Extract the records in full, leaving every picture out.

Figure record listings
# # # # #

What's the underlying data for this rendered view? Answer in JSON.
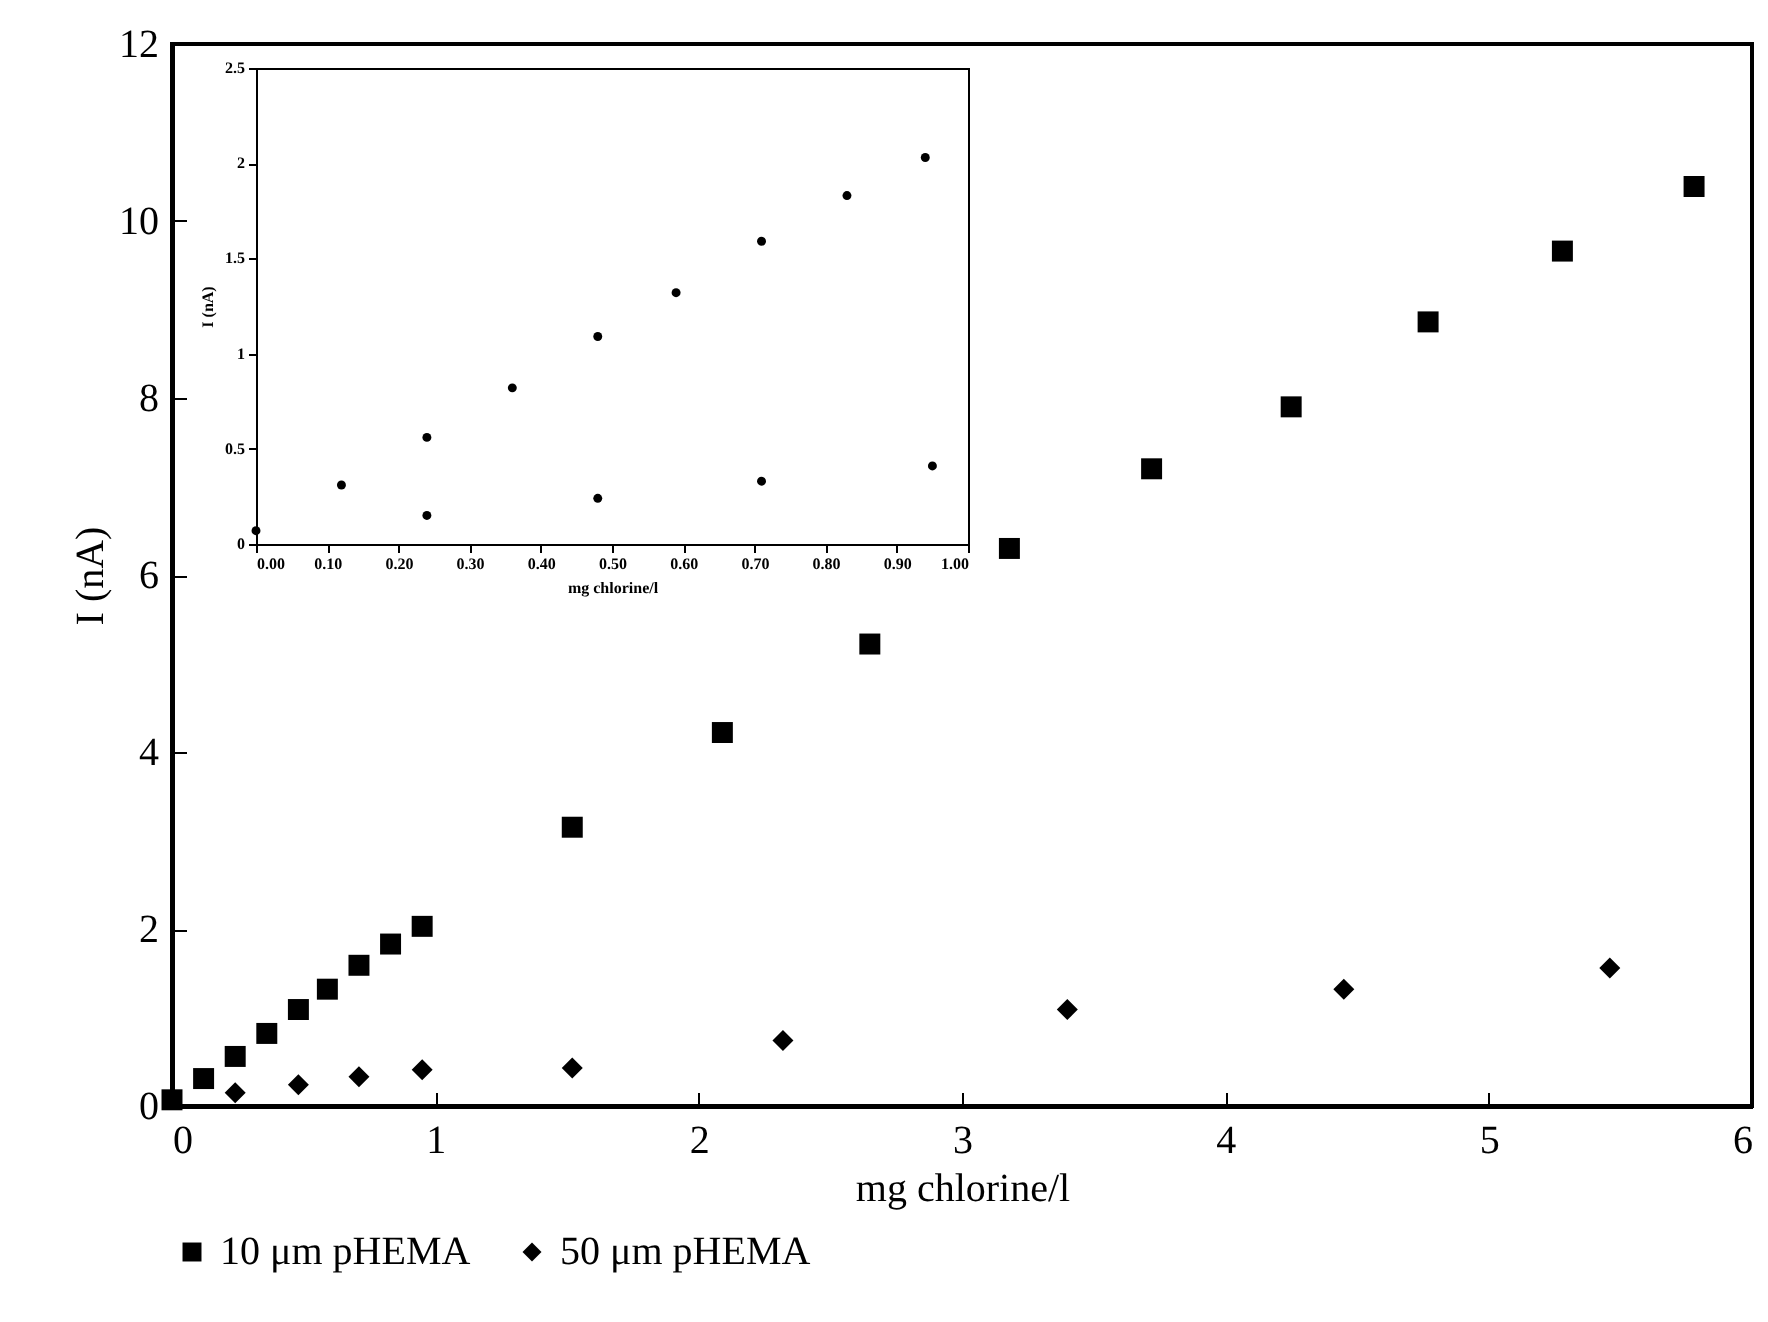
{
  "chart_data": [
    {
      "type": "scatter",
      "xlabel": "mg chlorine/l",
      "ylabel": "I (nA)",
      "xlim": [
        0,
        6
      ],
      "ylim": [
        0,
        12
      ],
      "xticks": [
        0,
        1,
        2,
        3,
        4,
        5,
        6
      ],
      "yticks": [
        0,
        2,
        4,
        6,
        8,
        10,
        12
      ],
      "legend": "bottom",
      "grid": false,
      "series": [
        {
          "name": "10 μm pHEMA",
          "color": "#000000",
          "marker": "square",
          "x": [
            0,
            0.12,
            0.24,
            0.36,
            0.48,
            0.59,
            0.71,
            0.83,
            0.95,
            1.52,
            2.09,
            2.65,
            3.18,
            3.72,
            4.25,
            4.77,
            5.28,
            5.78
          ],
          "values": [
            0.07,
            0.31,
            0.56,
            0.82,
            1.09,
            1.32,
            1.59,
            1.83,
            2.03,
            3.15,
            4.22,
            5.22,
            6.3,
            7.2,
            7.9,
            8.86,
            9.66,
            10.39
          ]
        },
        {
          "name": "50 μm pHEMA",
          "color": "#000000",
          "marker": "diamond",
          "x": [
            0.24,
            0.48,
            0.71,
            0.95,
            1.52,
            2.32,
            3.4,
            4.45,
            5.46
          ],
          "values": [
            0.15,
            0.24,
            0.33,
            0.41,
            0.43,
            0.74,
            1.09,
            1.32,
            1.56
          ]
        }
      ]
    },
    {
      "type": "scatter",
      "xlabel": "mg chlorine/l",
      "ylabel": "I (nA)",
      "xlim": [
        0,
        1
      ],
      "ylim": [
        0,
        2.5
      ],
      "xticks": [
        {
          "value": 0,
          "label": "0.00"
        },
        {
          "value": 0.1,
          "label": "0.10"
        },
        {
          "value": 0.2,
          "label": "0.20"
        },
        {
          "value": 0.3,
          "label": "0.30"
        },
        {
          "value": 0.4,
          "label": "0.40"
        },
        {
          "value": 0.5,
          "label": "0.50"
        },
        {
          "value": 0.6,
          "label": "0.60"
        },
        {
          "value": 0.7,
          "label": "0.70"
        },
        {
          "value": 0.8,
          "label": "0.80"
        },
        {
          "value": 0.9,
          "label": "0.90"
        },
        {
          "value": 1,
          "label": "1.00"
        }
      ],
      "yticks": [
        0,
        0.5,
        1,
        1.5,
        2,
        2.5
      ],
      "grid": false,
      "marker": "circle",
      "series": [
        {
          "color": "#000000",
          "x": [
            0,
            0.12,
            0.24,
            0.36,
            0.48,
            0.59,
            0.71,
            0.83,
            0.94
          ],
          "values": [
            0.07,
            0.31,
            0.56,
            0.82,
            1.09,
            1.32,
            1.59,
            1.83,
            2.03
          ]
        },
        {
          "color": "#000000",
          "x": [
            0.24,
            0.48,
            0.71,
            0.95
          ],
          "values": [
            0.15,
            0.24,
            0.33,
            0.41
          ]
        }
      ]
    }
  ]
}
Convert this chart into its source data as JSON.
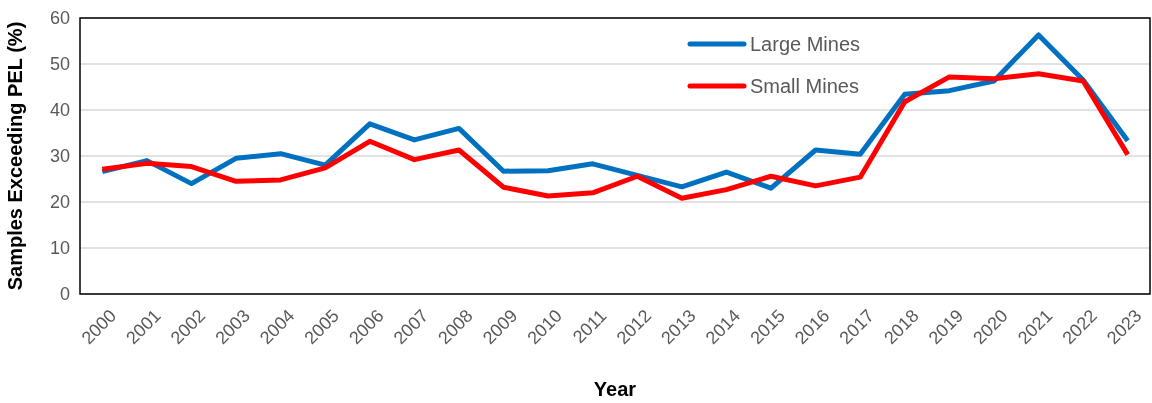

# # # # #

Task result:
What's the underlying data for this rendered view? Answer in JSON.
{
  "chart_data": [
    {
      "type": "scatter",
      "xlabel": "mg chlorine/l",
      "ylabel": "I (nA)",
      "xlim": [
        0,
        6
      ],
      "ylim": [
        0,
        12
      ],
      "xticks": [
        0,
        1,
        2,
        3,
        4,
        5,
        6
      ],
      "yticks": [
        0,
        2,
        4,
        6,
        8,
        10,
        12
      ],
      "legend": "bottom",
      "grid": false,
      "series": [
        {
          "name": "10 μm pHEMA",
          "color": "#000000",
          "marker": "square",
          "x": [
            0,
            0.12,
            0.24,
            0.36,
            0.48,
            0.59,
            0.71,
            0.83,
            0.95,
            1.52,
            2.09,
            2.65,
            3.18,
            3.72,
            4.25,
            4.77,
            5.28,
            5.78
          ],
          "values": [
            0.07,
            0.31,
            0.56,
            0.82,
            1.09,
            1.32,
            1.59,
            1.83,
            2.03,
            3.15,
            4.22,
            5.22,
            6.3,
            7.2,
            7.9,
            8.86,
            9.66,
            10.39
          ]
        },
        {
          "name": "50 μm pHEMA",
          "color": "#000000",
          "marker": "diamond",
          "x": [
            0.24,
            0.48,
            0.71,
            0.95,
            1.52,
            2.32,
            3.4,
            4.45,
            5.46
          ],
          "values": [
            0.15,
            0.24,
            0.33,
            0.41,
            0.43,
            0.74,
            1.09,
            1.32,
            1.56
          ]
        }
      ]
    },
    {
      "type": "scatter",
      "xlabel": "mg chlorine/l",
      "ylabel": "I (nA)",
      "xlim": [
        0,
        1
      ],
      "ylim": [
        0,
        2.5
      ],
      "xticks": [
        {
          "value": 0,
          "label": "0.00"
        },
        {
          "value": 0.1,
          "label": "0.10"
        },
        {
          "value": 0.2,
          "label": "0.20"
        },
        {
          "value": 0.3,
          "label": "0.30"
        },
        {
          "value": 0.4,
          "label": "0.40"
        },
        {
          "value": 0.5,
          "label": "0.50"
        },
        {
          "value": 0.6,
          "label": "0.60"
        },
        {
          "value": 0.7,
          "label": "0.70"
        },
        {
          "value": 0.8,
          "label": "0.80"
        },
        {
          "value": 0.9,
          "label": "0.90"
        },
        {
          "value": 1,
          "label": "1.00"
        }
      ],
      "yticks": [
        0,
        0.5,
        1,
        1.5,
        2,
        2.5
      ],
      "grid": false,
      "marker": "circle",
      "series": [
        {
          "color": "#000000",
          "x": [
            0,
            0.12,
            0.24,
            0.36,
            0.48,
            0.59,
            0.71,
            0.83,
            0.94
          ],
          "values": [
            0.07,
            0.31,
            0.56,
            0.82,
            1.09,
            1.32,
            1.59,
            1.83,
            2.03
          ]
        },
        {
          "color": "#000000",
          "x": [
            0.24,
            0.48,
            0.71,
            0.95
          ],
          "values": [
            0.15,
            0.24,
            0.33,
            0.41
          ]
        }
      ]
    }
  ]
}
Convert this chart into its source data as JSON.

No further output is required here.